Dataset records >>
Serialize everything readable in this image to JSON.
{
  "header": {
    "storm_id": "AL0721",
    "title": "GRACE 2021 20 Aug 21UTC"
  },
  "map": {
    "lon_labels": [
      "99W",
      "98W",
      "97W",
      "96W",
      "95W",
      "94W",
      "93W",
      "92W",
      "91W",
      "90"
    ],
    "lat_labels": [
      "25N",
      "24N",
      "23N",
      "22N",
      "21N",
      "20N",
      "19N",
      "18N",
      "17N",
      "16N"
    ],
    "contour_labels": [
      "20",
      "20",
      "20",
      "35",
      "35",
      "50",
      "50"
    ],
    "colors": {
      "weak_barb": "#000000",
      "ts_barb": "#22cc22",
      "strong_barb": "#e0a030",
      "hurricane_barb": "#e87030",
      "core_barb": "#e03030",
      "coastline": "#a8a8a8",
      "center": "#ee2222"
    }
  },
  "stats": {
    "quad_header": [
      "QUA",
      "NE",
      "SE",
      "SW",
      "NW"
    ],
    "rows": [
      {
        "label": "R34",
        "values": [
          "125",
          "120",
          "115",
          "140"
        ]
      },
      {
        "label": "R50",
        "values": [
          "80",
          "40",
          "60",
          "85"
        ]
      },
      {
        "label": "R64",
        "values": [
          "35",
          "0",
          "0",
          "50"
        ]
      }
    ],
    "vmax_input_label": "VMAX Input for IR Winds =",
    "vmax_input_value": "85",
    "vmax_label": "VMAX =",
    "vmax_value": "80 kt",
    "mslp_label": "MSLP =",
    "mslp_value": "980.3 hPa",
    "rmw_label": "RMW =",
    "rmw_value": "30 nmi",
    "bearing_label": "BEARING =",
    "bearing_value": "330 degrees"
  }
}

TASK PROMPT >>
All entries shown above should be printed again exactly.

WRITTEN SOLUTION >>
Serialize everything readable in this image to JSON.
{
  "header": {
    "storm_id": "AL0721",
    "title": "GRACE 2021 20 Aug 21UTC"
  },
  "map": {
    "lon_labels": [
      "99W",
      "98W",
      "97W",
      "96W",
      "95W",
      "94W",
      "93W",
      "92W",
      "91W",
      "90"
    ],
    "lat_labels": [
      "25N",
      "24N",
      "23N",
      "22N",
      "21N",
      "20N",
      "19N",
      "18N",
      "17N",
      "16N"
    ],
    "contour_labels": [
      "20",
      "20",
      "20",
      "35",
      "35",
      "50",
      "50"
    ],
    "colors": {
      "weak_barb": "#000000",
      "ts_barb": "#22cc22",
      "strong_barb": "#e0a030",
      "hurricane_barb": "#e87030",
      "core_barb": "#e03030",
      "coastline": "#a8a8a8",
      "center": "#ee2222"
    }
  },
  "stats": {
    "quad_header": [
      "QUA",
      "NE",
      "SE",
      "SW",
      "NW"
    ],
    "rows": [
      {
        "label": "R34",
        "values": [
          "125",
          "120",
          "115",
          "140"
        ]
      },
      {
        "label": "R50",
        "values": [
          "80",
          "40",
          "60",
          "85"
        ]
      },
      {
        "label": "R64",
        "values": [
          "35",
          "0",
          "0",
          "50"
        ]
      }
    ],
    "vmax_input_label": "VMAX Input for IR Winds =",
    "vmax_input_value": "85",
    "vmax_label": "VMAX =",
    "vmax_value": "80 kt",
    "mslp_label": "MSLP =",
    "mslp_value": "980.3 hPa",
    "rmw_label": "RMW =",
    "rmw_value": "30 nmi",
    "bearing_label": "BEARING =",
    "bearing_value": "330 degrees"
  }
}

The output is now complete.